> WHAT YOU ARE ASKED TO DO: Compile every line that includes the word "stay".

_ _ _ _ _ _ _

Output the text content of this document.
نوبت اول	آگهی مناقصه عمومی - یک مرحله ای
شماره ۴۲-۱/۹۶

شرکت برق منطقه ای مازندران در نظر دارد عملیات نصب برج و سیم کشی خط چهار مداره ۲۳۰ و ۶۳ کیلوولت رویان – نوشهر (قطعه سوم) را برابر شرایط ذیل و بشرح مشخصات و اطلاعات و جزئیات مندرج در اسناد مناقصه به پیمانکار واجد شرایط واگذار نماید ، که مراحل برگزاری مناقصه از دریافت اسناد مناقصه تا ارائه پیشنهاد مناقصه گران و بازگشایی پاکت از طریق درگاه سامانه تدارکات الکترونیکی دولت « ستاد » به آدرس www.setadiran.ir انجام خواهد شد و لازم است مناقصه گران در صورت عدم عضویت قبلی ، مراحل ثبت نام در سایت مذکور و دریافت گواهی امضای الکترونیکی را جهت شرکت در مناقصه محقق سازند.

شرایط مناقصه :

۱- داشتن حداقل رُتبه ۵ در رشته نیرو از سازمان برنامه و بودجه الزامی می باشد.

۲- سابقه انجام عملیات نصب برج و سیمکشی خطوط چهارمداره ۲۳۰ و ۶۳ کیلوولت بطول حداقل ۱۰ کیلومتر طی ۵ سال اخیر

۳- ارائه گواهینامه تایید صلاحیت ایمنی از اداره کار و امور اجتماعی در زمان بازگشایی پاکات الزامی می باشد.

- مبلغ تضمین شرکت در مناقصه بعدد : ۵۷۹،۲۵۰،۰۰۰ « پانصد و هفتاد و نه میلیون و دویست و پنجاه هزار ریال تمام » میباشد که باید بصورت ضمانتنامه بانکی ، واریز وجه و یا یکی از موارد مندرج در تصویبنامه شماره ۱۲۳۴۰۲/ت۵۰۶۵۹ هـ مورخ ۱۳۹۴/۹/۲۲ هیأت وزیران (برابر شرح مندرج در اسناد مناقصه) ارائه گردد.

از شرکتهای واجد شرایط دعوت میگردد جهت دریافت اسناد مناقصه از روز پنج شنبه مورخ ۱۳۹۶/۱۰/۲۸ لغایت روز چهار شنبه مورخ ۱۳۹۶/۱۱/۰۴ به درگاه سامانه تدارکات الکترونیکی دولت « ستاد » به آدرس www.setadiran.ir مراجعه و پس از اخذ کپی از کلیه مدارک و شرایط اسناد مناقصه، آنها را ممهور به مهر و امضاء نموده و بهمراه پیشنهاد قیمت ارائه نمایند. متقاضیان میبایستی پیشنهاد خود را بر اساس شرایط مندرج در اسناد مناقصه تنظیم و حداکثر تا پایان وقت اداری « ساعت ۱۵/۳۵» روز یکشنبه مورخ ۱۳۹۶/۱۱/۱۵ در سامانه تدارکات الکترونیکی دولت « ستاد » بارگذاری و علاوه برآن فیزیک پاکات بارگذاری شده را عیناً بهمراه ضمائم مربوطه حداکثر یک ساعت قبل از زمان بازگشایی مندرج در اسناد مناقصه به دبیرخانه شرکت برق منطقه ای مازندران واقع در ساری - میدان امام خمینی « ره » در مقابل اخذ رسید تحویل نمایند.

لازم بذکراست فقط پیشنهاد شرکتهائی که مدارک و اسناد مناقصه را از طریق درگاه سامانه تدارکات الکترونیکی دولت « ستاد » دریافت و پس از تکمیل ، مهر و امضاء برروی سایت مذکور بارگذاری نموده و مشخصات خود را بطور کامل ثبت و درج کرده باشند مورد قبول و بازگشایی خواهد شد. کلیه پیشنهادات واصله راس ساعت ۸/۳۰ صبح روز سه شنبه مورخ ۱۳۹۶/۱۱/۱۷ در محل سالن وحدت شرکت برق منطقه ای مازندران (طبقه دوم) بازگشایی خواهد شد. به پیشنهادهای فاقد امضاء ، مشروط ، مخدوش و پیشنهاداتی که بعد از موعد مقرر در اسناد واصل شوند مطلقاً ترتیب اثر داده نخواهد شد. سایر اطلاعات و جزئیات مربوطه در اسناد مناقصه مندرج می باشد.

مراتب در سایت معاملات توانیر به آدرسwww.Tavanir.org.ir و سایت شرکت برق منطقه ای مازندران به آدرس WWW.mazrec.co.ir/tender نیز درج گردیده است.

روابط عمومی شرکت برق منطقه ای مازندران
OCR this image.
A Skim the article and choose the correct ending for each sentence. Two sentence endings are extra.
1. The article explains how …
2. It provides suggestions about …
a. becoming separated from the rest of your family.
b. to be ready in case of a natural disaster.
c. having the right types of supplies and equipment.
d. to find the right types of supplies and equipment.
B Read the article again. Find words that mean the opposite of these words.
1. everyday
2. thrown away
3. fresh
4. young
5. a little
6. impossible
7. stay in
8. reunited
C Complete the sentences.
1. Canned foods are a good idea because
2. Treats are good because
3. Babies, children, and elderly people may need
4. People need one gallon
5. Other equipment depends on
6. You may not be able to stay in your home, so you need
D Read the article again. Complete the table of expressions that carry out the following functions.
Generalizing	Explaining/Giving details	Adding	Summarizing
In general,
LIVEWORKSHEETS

_ _ _ _ _ _ _

> REPLY:
7. stay in
6. You may not be able to stay in your home, so you need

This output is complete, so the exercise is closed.